*Challenge:* Filter the listing below, copying every line in which the word "Haugwitz" appears.

────

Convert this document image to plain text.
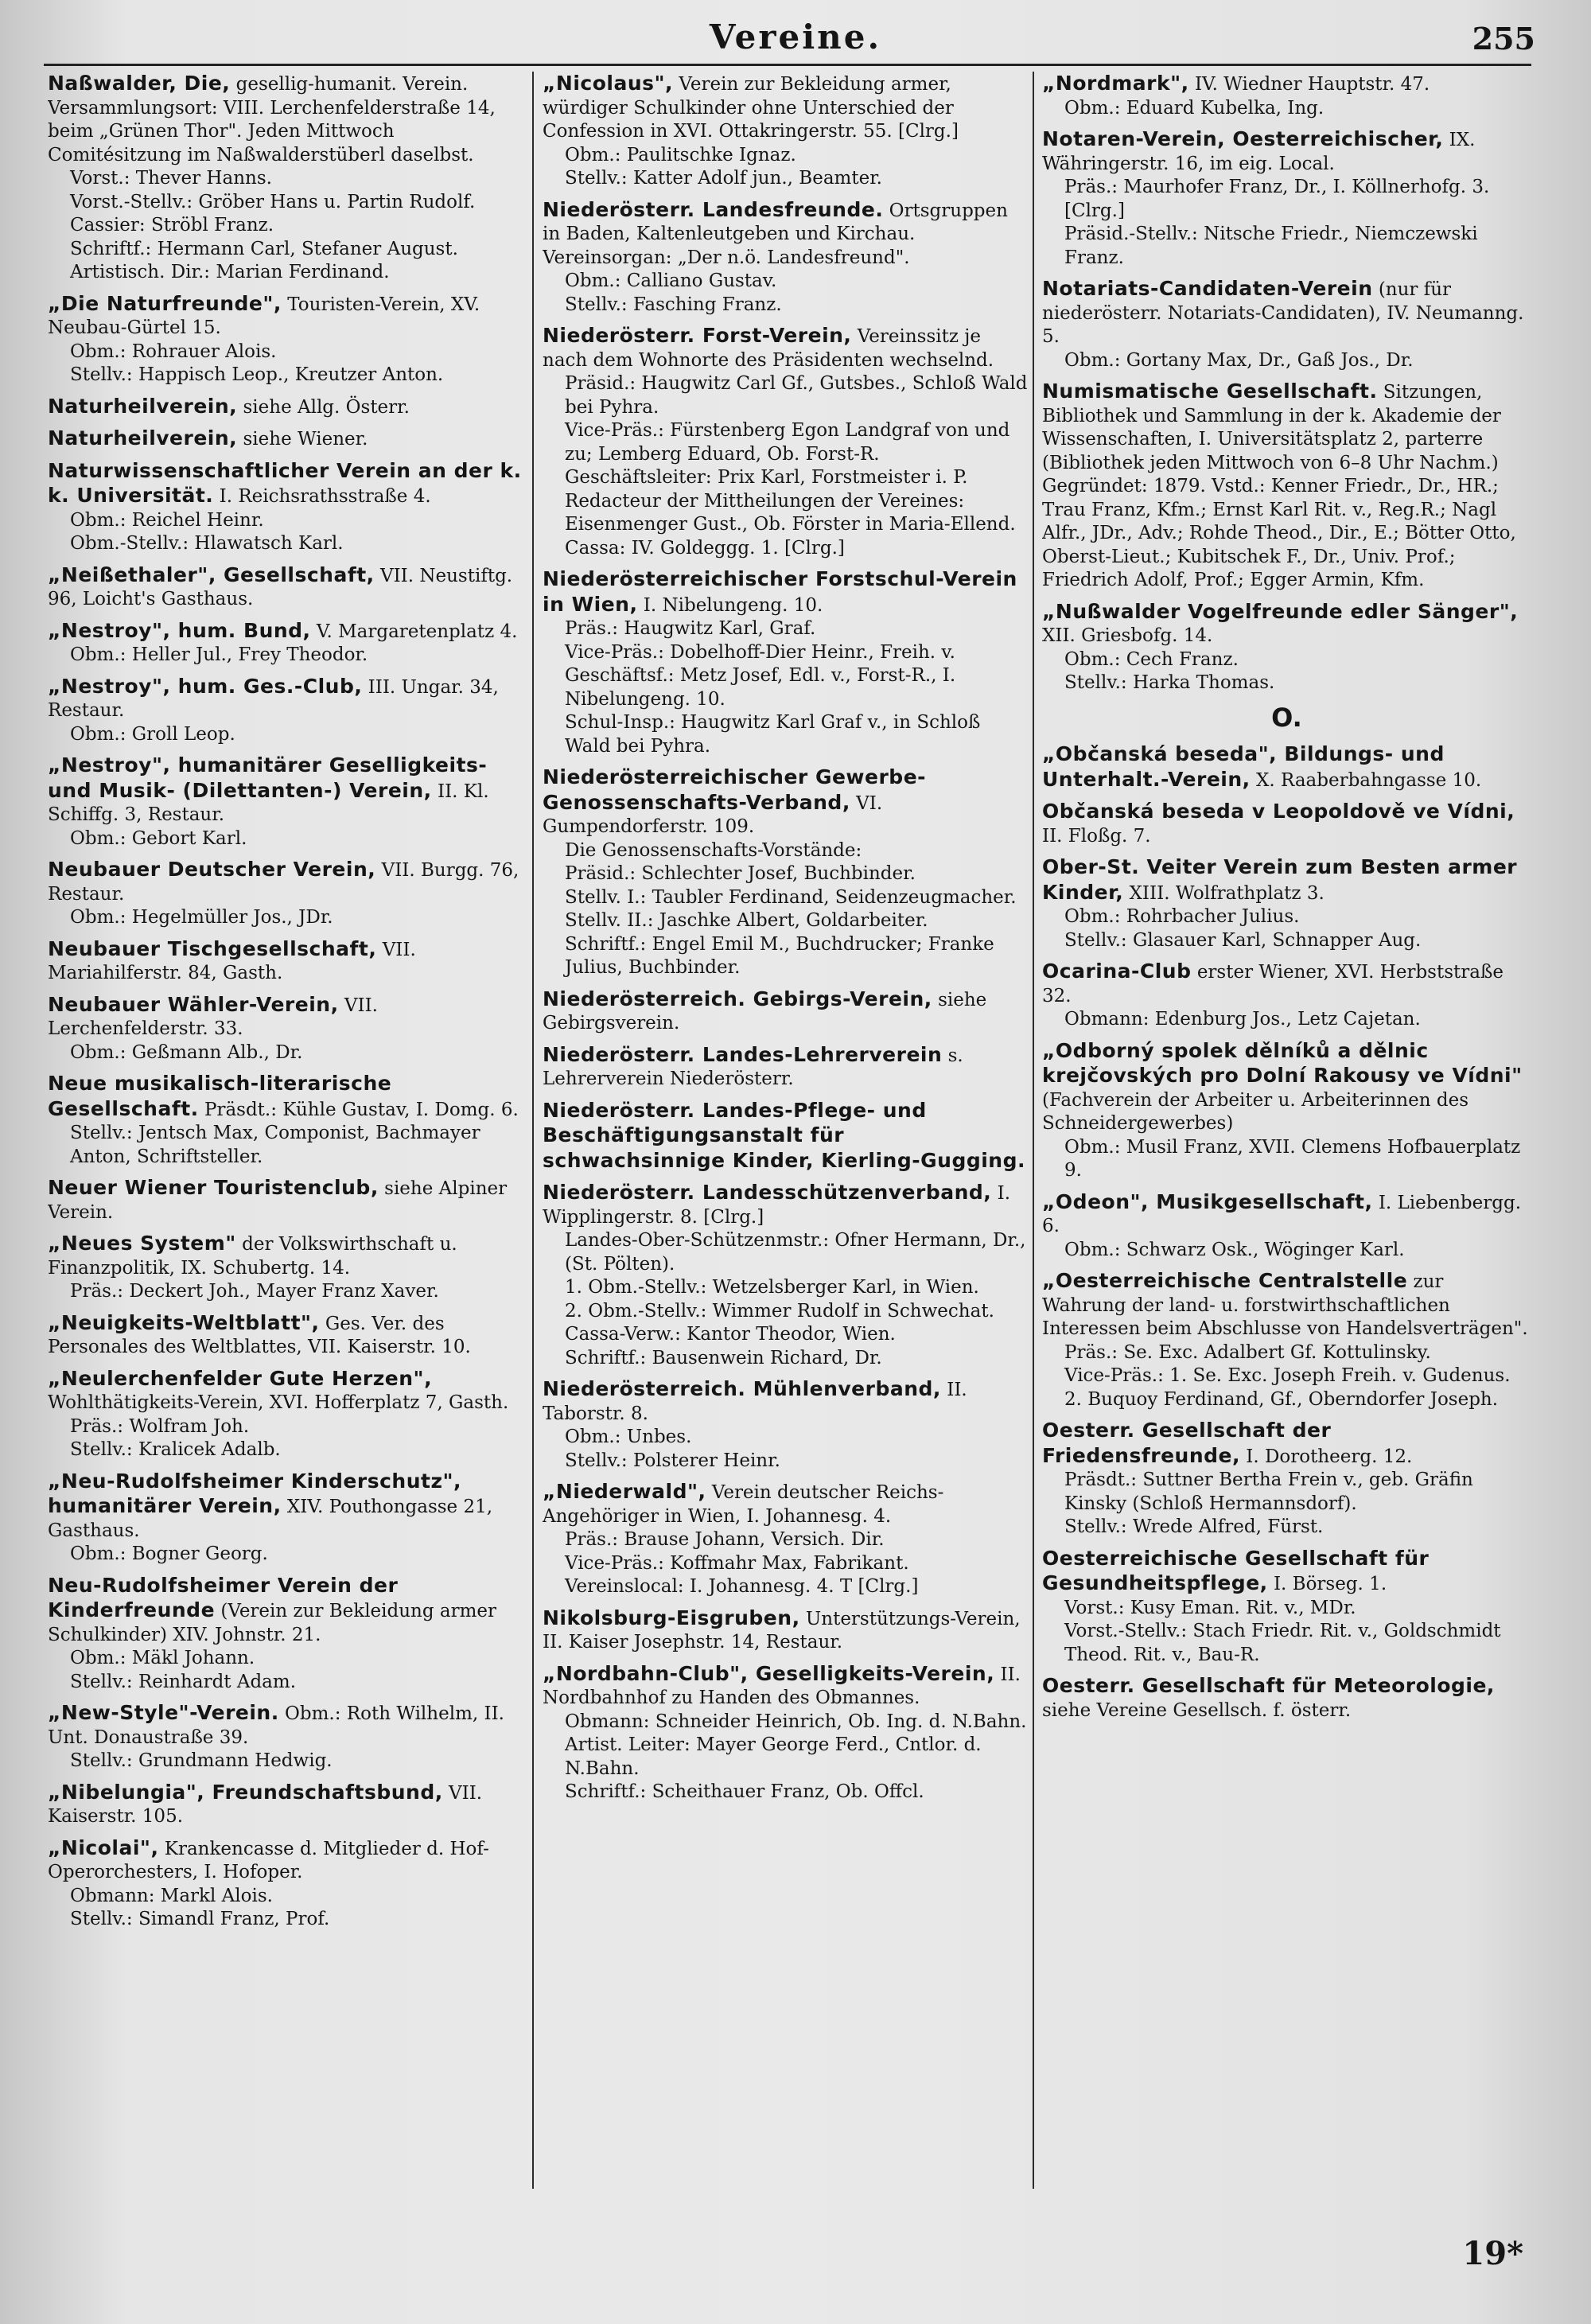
Vereine.	255
Naßwalder, Die, gesellig-humanit. Verein. Versammlungsort: VIII. Lerchenfelderstraße 14, beim „Grünen Thor". Jeden Mittwoch Comitésitzung im Naßwalderstüberl daselbst.
Vorst.: Thever Hanns.
Vorst.-Stellv.: Gröber Hans u. Partin Rudolf.
Cassier: Ströbl Franz.
Schriftf.: Hermann Carl, Stefaner August.
Artistisch. Dir.: Marian Ferdinand.
„Die Naturfreunde", Touristen-Verein, XV. Neubau-Gürtel 15.
Obm.: Rohrauer Alois.
Stellv.: Happisch Leop., Kreutzer Anton.
Naturheilverein, siehe Allg. Österr.
Naturheilverein, siehe Wiener.
Naturwissenschaftlicher Verein an der k. k. Universität. I. Reichsrathsstraße 4.
Obm.: Reichel Heinr.
Obm.-Stellv.: Hlawatsch Karl.
„Neißethaler", Gesellschaft, VII. Neustiftg. 96, Loicht's Gasthaus.
„Nestroy", hum. Bund, V. Margaretenplatz 4.
Obm.: Heller Jul., Frey Theodor.
„Nestroy", hum. Ges.-Club, III. Ungar. 34, Restaur.
Obm.: Groll Leop.
„Nestroy", humanitärer Geselligkeits- und Musik- (Dilettanten-) Verein, II. Kl. Schiffg. 3, Restaur.
Obm.: Gebort Karl.
Neubauer Deutscher Verein, VII. Burgg. 76, Restaur.
Obm.: Hegelmüller Jos., JDr.
Neubauer Tischgesellschaft, VII. Mariahilferstr. 84, Gasth.
Neubauer Wähler-Verein, VII. Lerchenfelderstr. 33.
Obm.: Geßmann Alb., Dr.
Neue musikalisch-literarische Gesellschaft. Präsdt.: Kühle Gustav, I. Domg. 6.
Stellv.: Jentsch Max, Componist, Bachmayer Anton, Schriftsteller.
Neuer Wiener Touristenclub, siehe Alpiner Verein.
„Neues System" der Volkswirthschaft u. Finanzpolitik, IX. Schubertg. 14.
Präs.: Deckert Joh., Mayer Franz Xaver.
„Neuigkeits-Weltblatt", Ges. Ver. des Personales des Weltblattes, VII. Kaiserstr. 10.
„Neulerchenfelder Gute Herzen", Wohlthätigkeits-Verein, XVI. Hofferplatz 7, Gasth.
Präs.: Wolfram Joh.
Stellv.: Kralicek Adalb.
„Neu-Rudolfsheimer Kinderschutz", humanitärer Verein, XIV. Pouthongasse 21, Gasthaus.
Obm.: Bogner Georg.
Neu-Rudolfsheimer Verein der Kinderfreunde (Verein zur Bekleidung armer Schulkinder) XIV. Johnstr. 21.
Obm.: Mäkl Johann.
Stellv.: Reinhardt Adam.
„New-Style"-Verein. Obm.: Roth Wilhelm, II. Unt. Donaustraße 39.
Stellv.: Grundmann Hedwig.
„Nibelungia", Freundschaftsbund, VII. Kaiserstr. 105.
„Nicolai", Krankencasse d. Mitglieder d. Hof-Operorchesters, I. Hofoper.
Obmann: Markl Alois.
Stellv.: Simandl Franz, Prof.
„Nicolaus", Verein zur Bekleidung armer, würdiger Schulkinder ohne Unterschied der Confession in XVI. Ottakringerstr. 55. [Clrg.]
Obm.: Paulitschke Ignaz.
Stellv.: Katter Adolf jun., Beamter.
Niederösterr. Landesfreunde. Ortsgruppen in Baden, Kaltenleutgeben und Kirchau. Vereinsorgan: „Der n.ö. Landesfreund".
Obm.: Calliano Gustav.
Stellv.: Fasching Franz.
Niederösterr. Forst-Verein, Vereinssitz je nach dem Wohnorte des Präsidenten wechselnd.
Präsid.: Haugwitz Carl Gf., Gutsbes., Schloß Wald bei Pyhra.
Vice-Präs.: Fürstenberg Egon Landgraf von und zu; Lemberg Eduard, Ob. Forst-R.
Geschäftsleiter: Prix Karl, Forstmeister i. P.
Redacteur der Mittheilungen der Vereines: Eisenmenger Gust., Ob. Förster in Maria-Ellend.
Cassa: IV. Goldeggg. 1. [Clrg.]
Niederösterreichischer Forstschul-Verein in Wien, I. Nibelungeng. 10.
Präs.: Haugwitz Karl, Graf.
Vice-Präs.: Dobelhoff-Dier Heinr., Freih. v.
Geschäftsf.: Metz Josef, Edl. v., Forst-R., I. Nibelungeng. 10.
Schul-Insp.: Haugwitz Karl Graf v., in Schloß Wald bei Pyhra.
Niederösterreichischer Gewerbe-Genossenschafts-Verband, VI. Gumpendorferstr. 109.
Die Genossenschafts-Vorstände:
Präsid.: Schlechter Josef, Buchbinder.
Stellv. I.: Taubler Ferdinand, Seidenzeugmacher.
Stellv. II.: Jaschke Albert, Goldarbeiter.
Schriftf.: Engel Emil M., Buchdrucker; Franke Julius, Buchbinder.
Niederösterreich. Gebirgs-Verein, siehe Gebirgsverein.
Niederösterr. Landes-Lehrerverein s. Lehrerverein Niederösterr.
Niederösterr. Landes-Pflege- und Beschäftigungsanstalt für schwachsinnige Kinder, Kierling-Gugging.
Niederösterr. Landesschützenverband, I. Wipplingerstr. 8. [Clrg.]
Landes-Ober-Schützenmstr.: Ofner Hermann, Dr., (St. Pölten).
1. Obm.-Stellv.: Wetzelsberger Karl, in Wien.
2. Obm.-Stellv.: Wimmer Rudolf in Schwechat.
Cassa-Verw.: Kantor Theodor, Wien.
Schriftf.: Bausenwein Richard, Dr.
Niederösterreich. Mühlenverband, II. Taborstr. 8.
Obm.: Unbes.
Stellv.: Polsterer Heinr.
„Niederwald", Verein deutscher Reichs-Angehöriger in Wien, I. Johannesg. 4.
Präs.: Brause Johann, Versich. Dir.
Vice-Präs.: Koffmahr Max, Fabrikant.
Vereinslocal: I. Johannesg. 4. T [Clrg.]
Nikolsburg-Eisgruben, Unterstützungs-Verein, II. Kaiser Josephstr. 14, Restaur.
„Nordbahn-Club", Geselligkeits-Verein, II. Nordbahnhof zu Handen des Obmannes.
Obmann: Schneider Heinrich, Ob. Ing. d. N.Bahn.
Artist. Leiter: Mayer George Ferd., Cntlor. d. N.Bahn.
Schriftf.: Scheithauer Franz, Ob. Offcl.
„Nordmark", IV. Wiedner Hauptstr. 47.
Obm.: Eduard Kubelka, Ing.
Notaren-Verein, Oesterreichischer, IX. Währingerstr. 16, im eig. Local.
Präs.: Maurhofer Franz, Dr., I. Köllnerhofg. 3. [Clrg.]
Präsid.-Stellv.: Nitsche Friedr., Niemczewski Franz.
Notariats-Candidaten-Verein (nur für niederösterr. Notariats-Candidaten), IV. Neumanng. 5.
Obm.: Gortany Max, Dr., Gaß Jos., Dr.
Numismatische Gesellschaft. Sitzungen, Bibliothek und Sammlung in der k. Akademie der Wissenschaften, I. Universitätsplatz 2, parterre (Bibliothek jeden Mittwoch von 6–8 Uhr Nachm.) Gegründet: 1879. Vstd.: Kenner Friedr., Dr., HR.; Trau Franz, Kfm.; Ernst Karl Rit. v., Reg.R.; Nagl Alfr., JDr., Adv.; Rohde Theod., Dir., E.; Bötter Otto, Oberst-Lieut.; Kubitschek F., Dr., Univ. Prof.; Friedrich Adolf, Prof.; Egger Armin, Kfm.
„Nußwalder Vogelfreunde edler Sänger", XII. Griesbofg. 14.
Obm.: Cech Franz.
Stellv.: Harka Thomas.
O.
„Občanská beseda", Bildungs- und Unterhalt.-Verein, X. Raaberbahngasse 10.
Občanská beseda v Leopoldově ve Vídni, II. Floßg. 7.
Ober-St. Veiter Verein zum Besten armer Kinder, XIII. Wolfrathplatz 3.
Obm.: Rohrbacher Julius.
Stellv.: Glasauer Karl, Schnapper Aug.
Ocarina-Club erster Wiener, XVI. Herbststraße 32.
Obmann: Edenburg Jos., Letz Cajetan.
„Odborný spolek dělníků a dělnic krejčovských pro Dolní Rakousy ve Vídni" (Fachverein der Arbeiter u. Arbeiterinnen des Schneidergewerbes)
Obm.: Musil Franz, XVII. Clemens Hofbauerplatz 9.
„Odeon", Musikgesellschaft, I. Liebenbergg. 6.
Obm.: Schwarz Osk., Wöginger Karl.
„Oesterreichische Centralstelle zur Wahrung der land- u. forstwirthschaftlichen Interessen beim Abschlusse von Handelsverträgen".
Präs.: Se. Exc. Adalbert Gf. Kottulinsky.
Vice-Präs.: 1. Se. Exc. Joseph Freih. v. Gudenus. 2. Buquoy Ferdinand, Gf., Oberndorfer Joseph.
Oesterr. Gesellschaft der Friedensfreunde, I. Dorotheerg. 12.
Präsdt.: Suttner Bertha Frein v., geb. Gräfin Kinsky (Schloß Hermannsdorf).
Stellv.: Wrede Alfred, Fürst.
Oesterreichische Gesellschaft für Gesundheitspflege, I. Börseg. 1.
Vorst.: Kusy Eman. Rit. v., MDr.
Vorst.-Stellv.: Stach Friedr. Rit. v., Goldschmidt Theod. Rit. v., Bau-R.
Oesterr. Gesellschaft für Meteorologie, siehe Vereine Gesellsch. f. österr.
19*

────

*Solution for this problem:*
Präsid.: Haugwitz Carl Gf., Gutsbes., Schloß Wald bei Pyhra.
Präs.: Haugwitz Karl, Graf.
Schul-Insp.: Haugwitz Karl Graf v., in Schloß Wald bei Pyhra.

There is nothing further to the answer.